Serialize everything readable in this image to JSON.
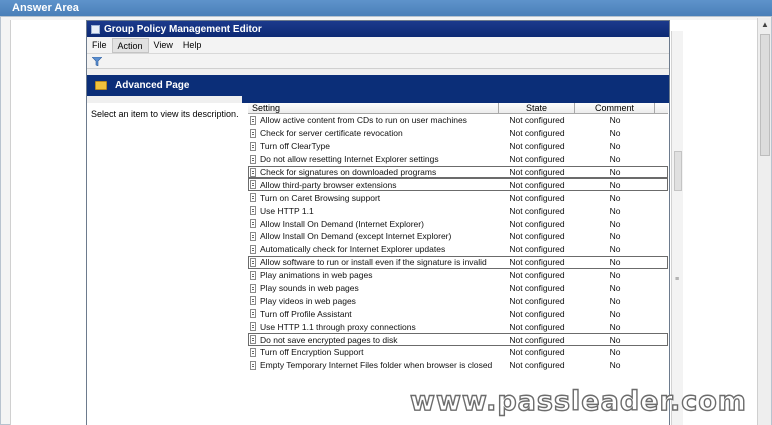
{
  "answer_area": {
    "title": "Answer Area"
  },
  "window": {
    "title": "Group Policy Management Editor",
    "menu": [
      "File",
      "Action",
      "View",
      "Help"
    ],
    "banner_title": "Advanced Page",
    "description": "Select an item to view its description."
  },
  "table": {
    "headers": {
      "setting": "Setting",
      "state": "State",
      "comment": "Comment"
    },
    "rows": [
      {
        "setting": "Allow active content from CDs to run on user machines",
        "state": "Not configured",
        "comment": "No",
        "boxed": false
      },
      {
        "setting": "Check for server certificate revocation",
        "state": "Not configured",
        "comment": "No",
        "boxed": false
      },
      {
        "setting": "Turn off ClearType",
        "state": "Not configured",
        "comment": "No",
        "boxed": false
      },
      {
        "setting": "Do not allow resetting Internet Explorer settings",
        "state": "Not configured",
        "comment": "No",
        "boxed": false
      },
      {
        "setting": "Check for signatures on downloaded programs",
        "state": "Not configured",
        "comment": "No",
        "boxed": true
      },
      {
        "setting": "Allow third-party browser extensions",
        "state": "Not configured",
        "comment": "No",
        "boxed": true
      },
      {
        "setting": "Turn on Caret Browsing support",
        "state": "Not configured",
        "comment": "No",
        "boxed": false
      },
      {
        "setting": "Use HTTP 1.1",
        "state": "Not configured",
        "comment": "No",
        "boxed": false
      },
      {
        "setting": "Allow Install On Demand (Internet Explorer)",
        "state": "Not configured",
        "comment": "No",
        "boxed": false
      },
      {
        "setting": "Allow Install On Demand (except Internet Explorer)",
        "state": "Not configured",
        "comment": "No",
        "boxed": false
      },
      {
        "setting": "Automatically check for Internet Explorer updates",
        "state": "Not configured",
        "comment": "No",
        "boxed": false
      },
      {
        "setting": "Allow software to run or install even if the signature is invalid",
        "state": "Not configured",
        "comment": "No",
        "boxed": true
      },
      {
        "setting": "Play animations in web pages",
        "state": "Not configured",
        "comment": "No",
        "boxed": false
      },
      {
        "setting": "Play sounds in web pages",
        "state": "Not configured",
        "comment": "No",
        "boxed": false
      },
      {
        "setting": "Play videos in web pages",
        "state": "Not configured",
        "comment": "No",
        "boxed": false
      },
      {
        "setting": "Turn off Profile Assistant",
        "state": "Not configured",
        "comment": "No",
        "boxed": false
      },
      {
        "setting": "Use HTTP 1.1 through proxy connections",
        "state": "Not configured",
        "comment": "No",
        "boxed": false
      },
      {
        "setting": "Do not save encrypted pages to disk",
        "state": "Not configured",
        "comment": "No",
        "boxed": true
      },
      {
        "setting": "Turn off Encryption Support",
        "state": "Not configured",
        "comment": "No",
        "boxed": false
      },
      {
        "setting": "Empty Temporary Internet Files folder when browser is closed",
        "state": "Not configured",
        "comment": "No",
        "boxed": false
      }
    ]
  },
  "watermark": "www.passleader.com",
  "colors": {
    "titlebar": "#0d2a74",
    "banner": "#0b2e78",
    "page": "#5b8fc5"
  }
}
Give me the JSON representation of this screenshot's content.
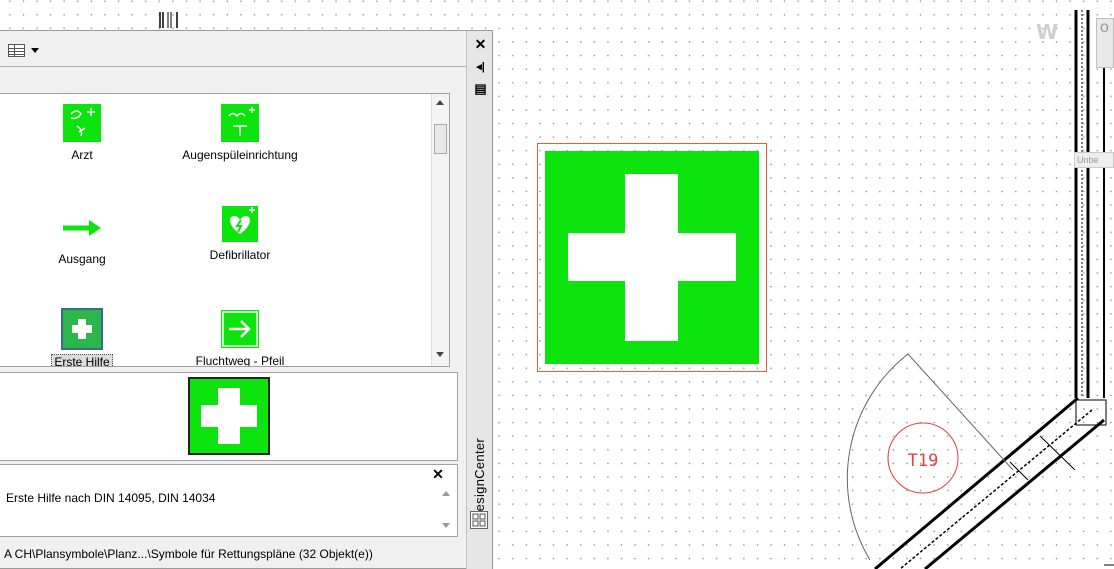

§ Your objective:
From the records, copy every line that has the string "JSON" in it.

§ Reply to the task:
Serialize everything readable in this image to JSON.
Give me the JSON representation of this screenshot's content.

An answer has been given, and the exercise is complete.